## WORK TO BE COMPLETED:
What is the number of lines in these entries that contain "Наличие"? State it alone.

## AVAILABLE RECORDS:
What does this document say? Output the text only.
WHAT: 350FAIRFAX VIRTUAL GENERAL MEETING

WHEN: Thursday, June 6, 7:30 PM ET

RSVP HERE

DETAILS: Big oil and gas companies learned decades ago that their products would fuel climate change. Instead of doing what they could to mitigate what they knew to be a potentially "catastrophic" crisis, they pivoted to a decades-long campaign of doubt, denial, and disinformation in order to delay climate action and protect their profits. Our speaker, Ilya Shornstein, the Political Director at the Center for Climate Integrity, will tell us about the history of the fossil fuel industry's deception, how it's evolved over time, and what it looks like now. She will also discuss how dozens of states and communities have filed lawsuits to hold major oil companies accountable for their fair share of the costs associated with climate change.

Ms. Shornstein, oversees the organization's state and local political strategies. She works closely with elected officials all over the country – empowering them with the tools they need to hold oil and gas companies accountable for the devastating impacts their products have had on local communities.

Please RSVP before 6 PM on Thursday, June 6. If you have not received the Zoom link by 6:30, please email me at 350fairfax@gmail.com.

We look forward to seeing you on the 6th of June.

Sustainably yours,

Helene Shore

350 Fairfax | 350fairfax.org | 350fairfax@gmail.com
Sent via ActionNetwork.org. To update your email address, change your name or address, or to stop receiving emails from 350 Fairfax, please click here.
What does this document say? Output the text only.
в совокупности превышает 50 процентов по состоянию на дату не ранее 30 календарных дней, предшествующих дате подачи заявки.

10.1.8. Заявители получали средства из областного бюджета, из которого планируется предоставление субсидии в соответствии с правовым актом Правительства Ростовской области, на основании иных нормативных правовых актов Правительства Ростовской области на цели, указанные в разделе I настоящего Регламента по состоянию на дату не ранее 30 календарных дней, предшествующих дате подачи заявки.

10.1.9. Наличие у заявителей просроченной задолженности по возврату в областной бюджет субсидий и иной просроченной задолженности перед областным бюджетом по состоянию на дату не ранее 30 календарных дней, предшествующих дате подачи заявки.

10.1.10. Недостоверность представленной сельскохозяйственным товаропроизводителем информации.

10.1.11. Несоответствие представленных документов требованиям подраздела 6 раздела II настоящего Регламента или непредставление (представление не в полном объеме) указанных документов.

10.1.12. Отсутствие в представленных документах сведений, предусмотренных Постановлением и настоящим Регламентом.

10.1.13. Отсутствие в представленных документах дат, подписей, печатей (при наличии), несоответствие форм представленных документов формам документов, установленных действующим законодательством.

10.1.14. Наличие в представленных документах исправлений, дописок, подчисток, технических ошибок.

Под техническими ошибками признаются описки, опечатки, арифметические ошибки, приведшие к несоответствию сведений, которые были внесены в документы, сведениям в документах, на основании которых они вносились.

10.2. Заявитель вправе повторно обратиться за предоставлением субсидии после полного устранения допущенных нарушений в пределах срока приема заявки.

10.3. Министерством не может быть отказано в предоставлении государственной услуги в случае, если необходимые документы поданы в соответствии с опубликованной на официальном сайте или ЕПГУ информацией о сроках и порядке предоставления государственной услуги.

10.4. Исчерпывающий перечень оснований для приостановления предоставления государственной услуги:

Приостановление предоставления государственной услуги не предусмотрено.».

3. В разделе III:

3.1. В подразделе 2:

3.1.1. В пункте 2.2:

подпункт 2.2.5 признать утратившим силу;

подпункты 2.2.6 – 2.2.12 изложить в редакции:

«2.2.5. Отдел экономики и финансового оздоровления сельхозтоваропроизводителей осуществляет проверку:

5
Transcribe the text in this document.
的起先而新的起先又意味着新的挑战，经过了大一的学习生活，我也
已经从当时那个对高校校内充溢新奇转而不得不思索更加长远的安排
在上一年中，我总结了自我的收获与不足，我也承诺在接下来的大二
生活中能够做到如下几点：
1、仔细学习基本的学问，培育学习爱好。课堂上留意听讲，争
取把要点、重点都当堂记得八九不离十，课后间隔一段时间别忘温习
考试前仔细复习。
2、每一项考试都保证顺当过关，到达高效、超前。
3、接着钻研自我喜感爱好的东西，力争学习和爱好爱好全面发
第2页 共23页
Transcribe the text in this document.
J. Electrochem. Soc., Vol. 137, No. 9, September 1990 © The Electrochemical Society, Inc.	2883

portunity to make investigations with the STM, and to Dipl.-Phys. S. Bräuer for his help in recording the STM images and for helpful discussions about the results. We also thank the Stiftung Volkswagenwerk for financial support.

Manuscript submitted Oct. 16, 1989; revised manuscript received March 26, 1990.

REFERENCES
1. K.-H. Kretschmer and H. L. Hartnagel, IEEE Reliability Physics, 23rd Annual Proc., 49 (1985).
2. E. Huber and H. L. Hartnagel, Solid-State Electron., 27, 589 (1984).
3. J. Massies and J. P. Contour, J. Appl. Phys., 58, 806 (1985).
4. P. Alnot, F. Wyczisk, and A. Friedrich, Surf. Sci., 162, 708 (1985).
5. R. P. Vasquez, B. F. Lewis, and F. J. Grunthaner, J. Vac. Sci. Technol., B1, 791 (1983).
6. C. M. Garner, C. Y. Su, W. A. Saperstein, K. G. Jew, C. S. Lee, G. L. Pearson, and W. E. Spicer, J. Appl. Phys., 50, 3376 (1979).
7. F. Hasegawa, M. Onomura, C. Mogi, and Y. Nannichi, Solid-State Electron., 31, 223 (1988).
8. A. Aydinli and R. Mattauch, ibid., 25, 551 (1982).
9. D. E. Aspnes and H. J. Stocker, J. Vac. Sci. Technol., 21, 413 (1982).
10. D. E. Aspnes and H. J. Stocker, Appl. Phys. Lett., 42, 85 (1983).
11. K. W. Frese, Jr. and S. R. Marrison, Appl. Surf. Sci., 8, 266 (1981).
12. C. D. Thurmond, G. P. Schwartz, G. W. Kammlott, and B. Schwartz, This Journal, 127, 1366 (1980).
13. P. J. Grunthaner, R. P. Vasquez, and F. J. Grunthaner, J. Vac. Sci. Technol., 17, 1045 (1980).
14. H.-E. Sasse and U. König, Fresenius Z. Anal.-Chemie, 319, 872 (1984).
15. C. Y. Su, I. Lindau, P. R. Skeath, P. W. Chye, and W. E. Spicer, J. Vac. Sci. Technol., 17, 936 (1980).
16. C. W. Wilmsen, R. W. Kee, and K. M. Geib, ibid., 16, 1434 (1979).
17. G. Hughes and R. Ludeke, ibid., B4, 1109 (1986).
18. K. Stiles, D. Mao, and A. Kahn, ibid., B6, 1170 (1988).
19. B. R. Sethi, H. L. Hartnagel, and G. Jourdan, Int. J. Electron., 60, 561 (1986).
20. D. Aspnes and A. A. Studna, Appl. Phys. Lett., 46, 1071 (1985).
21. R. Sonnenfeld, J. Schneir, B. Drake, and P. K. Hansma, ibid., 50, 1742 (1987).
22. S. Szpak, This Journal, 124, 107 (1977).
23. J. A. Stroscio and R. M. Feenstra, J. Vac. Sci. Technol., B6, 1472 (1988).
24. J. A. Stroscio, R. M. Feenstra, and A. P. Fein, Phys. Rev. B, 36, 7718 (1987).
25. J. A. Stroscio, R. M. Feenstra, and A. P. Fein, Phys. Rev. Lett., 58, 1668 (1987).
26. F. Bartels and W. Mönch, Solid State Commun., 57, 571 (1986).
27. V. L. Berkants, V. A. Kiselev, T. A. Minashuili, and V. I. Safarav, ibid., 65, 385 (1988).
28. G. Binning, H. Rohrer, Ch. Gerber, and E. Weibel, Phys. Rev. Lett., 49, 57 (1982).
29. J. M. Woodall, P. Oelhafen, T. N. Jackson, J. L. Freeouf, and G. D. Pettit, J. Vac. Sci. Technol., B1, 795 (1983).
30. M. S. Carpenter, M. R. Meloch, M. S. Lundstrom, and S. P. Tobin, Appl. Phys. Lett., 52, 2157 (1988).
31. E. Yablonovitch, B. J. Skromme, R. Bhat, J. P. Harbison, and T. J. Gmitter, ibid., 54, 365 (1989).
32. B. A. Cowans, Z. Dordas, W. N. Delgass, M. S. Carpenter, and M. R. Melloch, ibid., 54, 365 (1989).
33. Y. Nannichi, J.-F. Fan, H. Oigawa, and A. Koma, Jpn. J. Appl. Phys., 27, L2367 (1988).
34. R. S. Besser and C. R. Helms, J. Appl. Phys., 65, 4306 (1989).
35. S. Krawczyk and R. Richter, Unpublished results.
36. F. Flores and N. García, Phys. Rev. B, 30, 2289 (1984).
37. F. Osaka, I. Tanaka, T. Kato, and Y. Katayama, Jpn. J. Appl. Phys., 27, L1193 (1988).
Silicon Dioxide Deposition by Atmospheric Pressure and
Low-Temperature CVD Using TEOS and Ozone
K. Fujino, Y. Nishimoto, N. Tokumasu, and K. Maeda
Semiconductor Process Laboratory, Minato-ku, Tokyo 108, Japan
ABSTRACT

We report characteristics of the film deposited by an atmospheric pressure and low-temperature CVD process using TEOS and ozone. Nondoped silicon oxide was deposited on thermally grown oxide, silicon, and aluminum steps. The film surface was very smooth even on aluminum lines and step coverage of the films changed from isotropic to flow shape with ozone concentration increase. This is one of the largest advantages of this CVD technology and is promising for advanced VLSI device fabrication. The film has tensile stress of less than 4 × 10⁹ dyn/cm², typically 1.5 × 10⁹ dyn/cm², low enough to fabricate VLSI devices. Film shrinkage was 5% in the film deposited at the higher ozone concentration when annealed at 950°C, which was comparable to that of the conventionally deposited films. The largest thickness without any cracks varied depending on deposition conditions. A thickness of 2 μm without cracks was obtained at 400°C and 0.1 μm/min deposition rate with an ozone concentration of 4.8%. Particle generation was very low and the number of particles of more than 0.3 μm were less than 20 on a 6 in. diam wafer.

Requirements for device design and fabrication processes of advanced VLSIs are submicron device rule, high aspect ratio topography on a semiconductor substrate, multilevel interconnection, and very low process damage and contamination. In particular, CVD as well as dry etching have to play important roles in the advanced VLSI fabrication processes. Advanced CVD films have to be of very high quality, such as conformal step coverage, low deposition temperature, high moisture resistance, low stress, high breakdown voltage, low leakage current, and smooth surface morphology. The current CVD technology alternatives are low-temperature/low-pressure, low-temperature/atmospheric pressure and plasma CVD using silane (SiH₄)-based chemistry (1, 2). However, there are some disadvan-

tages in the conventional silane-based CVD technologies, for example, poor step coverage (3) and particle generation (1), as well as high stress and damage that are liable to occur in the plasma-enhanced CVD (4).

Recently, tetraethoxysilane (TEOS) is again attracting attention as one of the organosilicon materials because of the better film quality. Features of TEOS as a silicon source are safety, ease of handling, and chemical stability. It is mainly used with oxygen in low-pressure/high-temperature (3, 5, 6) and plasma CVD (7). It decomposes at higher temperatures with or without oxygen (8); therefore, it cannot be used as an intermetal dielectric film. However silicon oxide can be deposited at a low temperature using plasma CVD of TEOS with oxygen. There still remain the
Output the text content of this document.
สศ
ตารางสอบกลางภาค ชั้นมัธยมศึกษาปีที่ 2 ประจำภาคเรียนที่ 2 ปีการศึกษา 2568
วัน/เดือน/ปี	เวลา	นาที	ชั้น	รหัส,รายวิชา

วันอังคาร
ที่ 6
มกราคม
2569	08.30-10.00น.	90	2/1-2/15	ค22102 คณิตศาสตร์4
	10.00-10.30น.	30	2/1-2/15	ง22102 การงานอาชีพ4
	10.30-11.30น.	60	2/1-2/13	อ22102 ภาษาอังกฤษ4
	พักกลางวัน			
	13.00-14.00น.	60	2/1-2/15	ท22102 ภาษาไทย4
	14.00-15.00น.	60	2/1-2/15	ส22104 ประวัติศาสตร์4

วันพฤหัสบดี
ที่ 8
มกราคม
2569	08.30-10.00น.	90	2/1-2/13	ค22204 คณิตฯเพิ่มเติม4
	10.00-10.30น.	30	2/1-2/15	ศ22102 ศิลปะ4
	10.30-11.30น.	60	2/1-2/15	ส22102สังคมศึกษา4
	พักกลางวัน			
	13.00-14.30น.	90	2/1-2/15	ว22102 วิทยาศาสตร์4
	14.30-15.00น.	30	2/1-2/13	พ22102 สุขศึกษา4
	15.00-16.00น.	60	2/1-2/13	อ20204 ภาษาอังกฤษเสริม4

## EXERCISE SOLUTION:
2